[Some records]
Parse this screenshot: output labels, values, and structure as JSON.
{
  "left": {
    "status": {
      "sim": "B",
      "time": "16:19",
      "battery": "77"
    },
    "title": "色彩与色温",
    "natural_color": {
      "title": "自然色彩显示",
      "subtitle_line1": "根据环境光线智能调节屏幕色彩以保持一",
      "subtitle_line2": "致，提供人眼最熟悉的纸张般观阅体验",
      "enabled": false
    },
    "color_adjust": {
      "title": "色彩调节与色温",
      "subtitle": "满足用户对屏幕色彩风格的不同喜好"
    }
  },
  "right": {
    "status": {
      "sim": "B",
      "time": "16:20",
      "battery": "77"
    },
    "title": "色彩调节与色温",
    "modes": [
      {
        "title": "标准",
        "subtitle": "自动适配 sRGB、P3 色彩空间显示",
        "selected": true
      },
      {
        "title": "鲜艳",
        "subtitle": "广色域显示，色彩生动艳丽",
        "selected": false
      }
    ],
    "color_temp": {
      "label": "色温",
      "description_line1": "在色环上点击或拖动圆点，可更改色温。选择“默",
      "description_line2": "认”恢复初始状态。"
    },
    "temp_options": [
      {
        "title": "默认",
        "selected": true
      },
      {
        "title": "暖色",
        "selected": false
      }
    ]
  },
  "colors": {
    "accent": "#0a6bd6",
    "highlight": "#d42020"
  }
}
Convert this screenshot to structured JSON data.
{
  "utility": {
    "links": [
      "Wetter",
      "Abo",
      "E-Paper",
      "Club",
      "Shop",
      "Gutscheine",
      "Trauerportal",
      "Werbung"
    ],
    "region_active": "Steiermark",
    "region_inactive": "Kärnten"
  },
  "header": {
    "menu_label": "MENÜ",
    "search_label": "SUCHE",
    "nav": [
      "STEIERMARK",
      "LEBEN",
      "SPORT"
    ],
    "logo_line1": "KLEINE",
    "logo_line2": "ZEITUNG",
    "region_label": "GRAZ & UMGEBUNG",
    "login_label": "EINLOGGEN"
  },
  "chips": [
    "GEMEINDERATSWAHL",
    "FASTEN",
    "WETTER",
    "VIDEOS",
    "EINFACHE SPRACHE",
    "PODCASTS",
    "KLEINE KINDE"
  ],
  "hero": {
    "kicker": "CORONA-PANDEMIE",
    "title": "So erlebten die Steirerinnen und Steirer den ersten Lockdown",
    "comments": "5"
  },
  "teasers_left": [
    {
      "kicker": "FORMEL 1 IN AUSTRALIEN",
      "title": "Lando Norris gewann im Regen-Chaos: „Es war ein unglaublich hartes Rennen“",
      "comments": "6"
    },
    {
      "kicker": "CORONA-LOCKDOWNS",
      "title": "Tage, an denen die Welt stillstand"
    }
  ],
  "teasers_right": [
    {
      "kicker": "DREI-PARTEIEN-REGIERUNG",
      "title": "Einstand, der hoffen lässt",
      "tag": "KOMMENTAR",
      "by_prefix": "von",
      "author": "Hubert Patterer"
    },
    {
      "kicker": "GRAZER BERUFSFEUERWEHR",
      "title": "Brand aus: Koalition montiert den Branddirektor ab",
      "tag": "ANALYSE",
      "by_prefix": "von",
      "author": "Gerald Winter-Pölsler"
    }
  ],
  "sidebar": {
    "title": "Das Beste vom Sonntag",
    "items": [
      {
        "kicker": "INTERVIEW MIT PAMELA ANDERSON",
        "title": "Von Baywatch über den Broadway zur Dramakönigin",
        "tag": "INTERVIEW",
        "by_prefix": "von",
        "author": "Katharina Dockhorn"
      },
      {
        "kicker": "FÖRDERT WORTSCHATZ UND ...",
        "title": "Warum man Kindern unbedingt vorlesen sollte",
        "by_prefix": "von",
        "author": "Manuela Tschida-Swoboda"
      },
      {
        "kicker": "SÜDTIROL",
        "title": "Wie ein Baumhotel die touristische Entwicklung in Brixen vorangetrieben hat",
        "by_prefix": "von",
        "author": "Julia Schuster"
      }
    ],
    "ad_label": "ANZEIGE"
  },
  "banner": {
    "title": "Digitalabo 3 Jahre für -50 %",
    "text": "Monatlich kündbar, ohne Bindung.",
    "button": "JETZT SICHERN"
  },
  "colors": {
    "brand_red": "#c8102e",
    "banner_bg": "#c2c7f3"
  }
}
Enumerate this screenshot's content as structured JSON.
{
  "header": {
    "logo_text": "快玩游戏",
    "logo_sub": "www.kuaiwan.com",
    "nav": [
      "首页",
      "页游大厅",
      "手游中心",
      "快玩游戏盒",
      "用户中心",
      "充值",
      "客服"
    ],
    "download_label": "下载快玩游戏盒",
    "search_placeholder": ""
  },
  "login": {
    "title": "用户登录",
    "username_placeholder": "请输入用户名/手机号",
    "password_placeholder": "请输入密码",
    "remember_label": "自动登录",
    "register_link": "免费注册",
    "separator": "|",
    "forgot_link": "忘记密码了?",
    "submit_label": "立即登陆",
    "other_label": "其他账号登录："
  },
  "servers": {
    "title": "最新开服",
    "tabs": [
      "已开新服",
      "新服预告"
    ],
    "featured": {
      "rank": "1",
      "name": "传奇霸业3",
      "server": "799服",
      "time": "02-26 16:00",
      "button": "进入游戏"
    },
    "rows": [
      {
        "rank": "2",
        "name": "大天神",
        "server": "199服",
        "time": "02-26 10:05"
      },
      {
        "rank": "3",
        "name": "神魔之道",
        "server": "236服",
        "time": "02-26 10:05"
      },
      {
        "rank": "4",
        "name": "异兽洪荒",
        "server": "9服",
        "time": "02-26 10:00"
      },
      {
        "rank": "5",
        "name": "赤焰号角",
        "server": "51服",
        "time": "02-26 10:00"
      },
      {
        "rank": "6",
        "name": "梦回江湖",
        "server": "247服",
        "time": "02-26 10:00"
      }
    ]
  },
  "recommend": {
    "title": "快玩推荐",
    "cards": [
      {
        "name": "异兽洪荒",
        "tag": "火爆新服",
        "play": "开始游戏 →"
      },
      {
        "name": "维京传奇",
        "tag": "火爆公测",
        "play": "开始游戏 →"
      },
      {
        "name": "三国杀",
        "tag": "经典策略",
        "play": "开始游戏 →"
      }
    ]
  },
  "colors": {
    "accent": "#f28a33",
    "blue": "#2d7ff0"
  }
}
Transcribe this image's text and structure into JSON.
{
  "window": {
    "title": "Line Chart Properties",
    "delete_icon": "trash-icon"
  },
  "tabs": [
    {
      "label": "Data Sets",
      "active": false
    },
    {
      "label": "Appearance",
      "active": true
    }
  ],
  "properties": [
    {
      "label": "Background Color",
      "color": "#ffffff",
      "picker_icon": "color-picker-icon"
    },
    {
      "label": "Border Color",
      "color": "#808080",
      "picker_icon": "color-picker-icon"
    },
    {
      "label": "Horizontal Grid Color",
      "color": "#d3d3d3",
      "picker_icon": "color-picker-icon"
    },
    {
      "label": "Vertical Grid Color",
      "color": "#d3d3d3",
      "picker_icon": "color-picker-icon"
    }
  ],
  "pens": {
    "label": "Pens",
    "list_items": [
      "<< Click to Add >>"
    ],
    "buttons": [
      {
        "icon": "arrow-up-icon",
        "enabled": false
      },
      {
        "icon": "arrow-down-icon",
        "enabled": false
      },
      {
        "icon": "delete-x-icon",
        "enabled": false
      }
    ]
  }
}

▶ **What is required**
Output each record exactly, leaving nothing out.

▶ **Final answer**
Parse this screenshot: output labels, values, and structure as JSON.
{
  "left": {
    "status": {
      "sim": "B",
      "time": "16:19",
      "battery": "77"
    },
    "title": "色彩与色温",
    "natural_color": {
      "title": "自然色彩显示",
      "subtitle_line1": "根据环境光线智能调节屏幕色彩以保持一",
      "subtitle_line2": "致，提供人眼最熟悉的纸张般观阅体验",
      "enabled": false
    },
    "color_adjust": {
      "title": "色彩调节与色温",
      "subtitle": "满足用户对屏幕色彩风格的不同喜好"
    }
  },
  "right": {
    "status": {
      "sim": "B",
      "time": "16:20",
      "battery": "77"
    },
    "title": "色彩调节与色温",
    "modes": [
      {
        "title": "标准",
        "subtitle": "自动适配 sRGB、P3 色彩空间显示",
        "selected": true
      },
      {
        "title": "鲜艳",
        "subtitle": "广色域显示，色彩生动艳丽",
        "selected": false
      }
    ],
    "color_temp": {
      "label": "色温",
      "description_line1": "在色环上点击或拖动圆点，可更改色温。选择“默",
      "description_line2": "认”恢复初始状态。"
    },
    "temp_options": [
      {
        "title": "默认",
        "selected": true
      },
      {
        "title": "暖色",
        "selected": false
      }
    ]
  },
  "colors": {
    "accent": "#0a6bd6",
    "highlight": "#d42020"
  }
}
Convert this screenshot to structured JSON data.
{
  "utility": {
    "links": [
      "Wetter",
      "Abo",
      "E-Paper",
      "Club",
      "Shop",
      "Gutscheine",
      "Trauerportal",
      "Werbung"
    ],
    "region_active": "Steiermark",
    "region_inactive": "Kärnten"
  },
  "header": {
    "menu_label": "MENÜ",
    "search_label": "SUCHE",
    "nav": [
      "STEIERMARK",
      "LEBEN",
      "SPORT"
    ],
    "logo_line1": "KLEINE",
    "logo_line2": "ZEITUNG",
    "region_label": "GRAZ & UMGEBUNG",
    "login_label": "EINLOGGEN"
  },
  "chips": [
    "GEMEINDERATSWAHL",
    "FASTEN",
    "WETTER",
    "VIDEOS",
    "EINFACHE SPRACHE",
    "PODCASTS",
    "KLEINE KINDE"
  ],
  "hero": {
    "kicker": "CORONA-PANDEMIE",
    "title": "So erlebten die Steirerinnen und Steirer den ersten Lockdown",
    "comments": "5"
  },
  "teasers_left": [
    {
      "kicker": "FORMEL 1 IN AUSTRALIEN",
      "title": "Lando Norris gewann im Regen-Chaos: „Es war ein unglaublich hartes Rennen“",
      "comments": "6"
    },
    {
      "kicker": "CORONA-LOCKDOWNS",
      "title": "Tage, an denen die Welt stillstand"
    }
  ],
  "teasers_right": [
    {
      "kicker": "DREI-PARTEIEN-REGIERUNG",
      "title": "Einstand, der hoffen lässt",
      "tag": "KOMMENTAR",
      "by_prefix": "von",
      "author": "Hubert Patterer"
    },
    {
      "kicker": "GRAZER BERUFSFEUERWEHR",
      "title": "Brand aus: Koalition montiert den Branddirektor ab",
      "tag": "ANALYSE",
      "by_prefix": "von",
      "author": "Gerald Winter-Pölsler"
    }
  ],
  "sidebar": {
    "title": "Das Beste vom Sonntag",
    "items": [
      {
        "kicker": "INTERVIEW MIT PAMELA ANDERSON",
        "title": "Von Baywatch über den Broadway zur Dramakönigin",
        "tag": "INTERVIEW",
        "by_prefix": "von",
        "author": "Katharina Dockhorn"
      },
      {
        "kicker": "FÖRDERT WORTSCHATZ UND ...",
        "title": "Warum man Kindern unbedingt vorlesen sollte",
        "by_prefix": "von",
        "author": "Manuela Tschida-Swoboda"
      },
      {
        "kicker": "SÜDTIROL",
        "title": "Wie ein Baumhotel die touristische Entwicklung in Brixen vorangetrieben hat",
        "by_prefix": "von",
        "author": "Julia Schuster"
      }
    ],
    "ad_label": "ANZEIGE"
  },
  "banner": {
    "title": "Digitalabo 3 Jahre für -50 %",
    "text": "Monatlich kündbar, ohne Bindung.",
    "button": "JETZT SICHERN"
  },
  "colors": {
    "brand_red": "#c8102e",
    "banner_bg": "#c2c7f3"
  }
}
Enumerate this screenshot's content as structured JSON.
{
  "header": {
    "logo_text": "快玩游戏",
    "logo_sub": "www.kuaiwan.com",
    "nav": [
      "首页",
      "页游大厅",
      "手游中心",
      "快玩游戏盒",
      "用户中心",
      "充值",
      "客服"
    ],
    "download_label": "下载快玩游戏盒",
    "search_placeholder": ""
  },
  "login": {
    "title": "用户登录",
    "username_placeholder": "请输入用户名/手机号",
    "password_placeholder": "请输入密码",
    "remember_label": "自动登录",
    "register_link": "免费注册",
    "separator": "|",
    "forgot_link": "忘记密码了?",
    "submit_label": "立即登陆",
    "other_label": "其他账号登录："
  },
  "servers": {
    "title": "最新开服",
    "tabs": [
      "已开新服",
      "新服预告"
    ],
    "featured": {
      "rank": "1",
      "name": "传奇霸业3",
      "server": "799服",
      "time": "02-26 16:00",
      "button": "进入游戏"
    },
    "rows": [
      {
        "rank": "2",
        "name": "大天神",
        "server": "199服",
        "time": "02-26 10:05"
      },
      {
        "rank": "3",
        "name": "神魔之道",
        "server": "236服",
        "time": "02-26 10:05"
      },
      {
        "rank": "4",
        "name": "异兽洪荒",
        "server": "9服",
        "time": "02-26 10:00"
      },
      {
        "rank": "5",
        "name": "赤焰号角",
        "server": "51服",
        "time": "02-26 10:00"
      },
      {
        "rank": "6",
        "name": "梦回江湖",
        "server": "247服",
        "time": "02-26 10:00"
      }
    ]
  },
  "recommend": {
    "title": "快玩推荐",
    "cards": [
      {
        "name": "异兽洪荒",
        "tag": "火爆新服",
        "play": "开始游戏 →"
      },
      {
        "name": "维京传奇",
        "tag": "火爆公测",
        "play": "开始游戏 →"
      },
      {
        "name": "三国杀",
        "tag": "经典策略",
        "play": "开始游戏 →"
      }
    ]
  },
  "colors": {
    "accent": "#f28a33",
    "blue": "#2d7ff0"
  }
}
Transcribe this image's text and structure into JSON.
{
  "window": {
    "title": "Line Chart Properties",
    "delete_icon": "trash-icon"
  },
  "tabs": [
    {
      "label": "Data Sets",
      "active": false
    },
    {
      "label": "Appearance",
      "active": true
    }
  ],
  "properties": [
    {
      "label": "Background Color",
      "color": "#ffffff",
      "picker_icon": "color-picker-icon"
    },
    {
      "label": "Border Color",
      "color": "#808080",
      "picker_icon": "color-picker-icon"
    },
    {
      "label": "Horizontal Grid Color",
      "color": "#d3d3d3",
      "picker_icon": "color-picker-icon"
    },
    {
      "label": "Vertical Grid Color",
      "color": "#d3d3d3",
      "picker_icon": "color-picker-icon"
    }
  ],
  "pens": {
    "label": "Pens",
    "list_items": [
      "<< Click to Add >>"
    ],
    "buttons": [
      {
        "icon": "arrow-up-icon",
        "enabled": false
      },
      {
        "icon": "arrow-down-icon",
        "enabled": false
      },
      {
        "icon": "delete-x-icon",
        "enabled": false
      }
    ]
  }
}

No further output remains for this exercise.